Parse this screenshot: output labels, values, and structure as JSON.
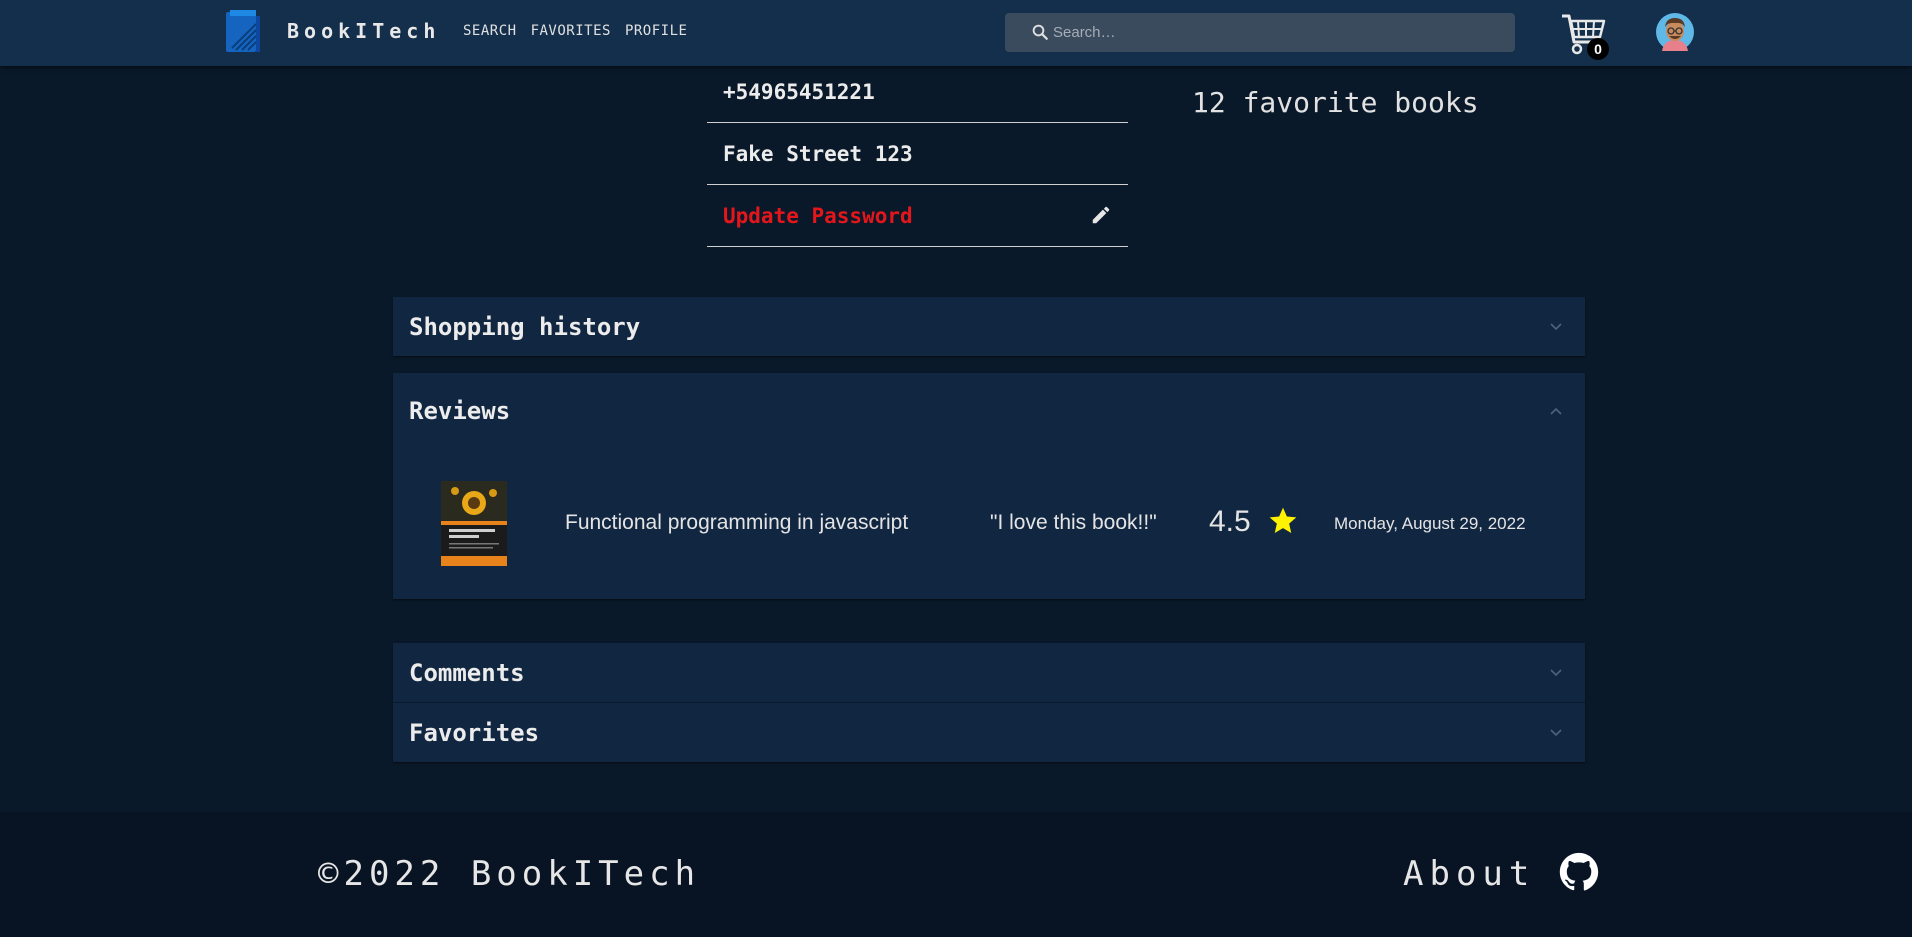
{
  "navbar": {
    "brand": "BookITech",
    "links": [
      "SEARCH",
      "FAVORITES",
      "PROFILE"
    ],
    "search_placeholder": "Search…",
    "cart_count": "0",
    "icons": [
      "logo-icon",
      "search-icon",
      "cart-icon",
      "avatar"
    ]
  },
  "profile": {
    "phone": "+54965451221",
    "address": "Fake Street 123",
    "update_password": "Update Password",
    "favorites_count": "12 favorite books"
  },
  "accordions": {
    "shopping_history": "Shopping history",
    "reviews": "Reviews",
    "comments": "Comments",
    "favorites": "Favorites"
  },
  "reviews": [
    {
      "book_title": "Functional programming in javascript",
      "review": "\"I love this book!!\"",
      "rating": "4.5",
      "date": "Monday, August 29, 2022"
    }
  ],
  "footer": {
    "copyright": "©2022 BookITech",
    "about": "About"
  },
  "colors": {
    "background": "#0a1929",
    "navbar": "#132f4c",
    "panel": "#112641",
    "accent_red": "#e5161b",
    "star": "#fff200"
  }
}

• [Do this]:
Say how many lines have the string "BookITech" in them, offering no words beyond the number.

• [Output]:
2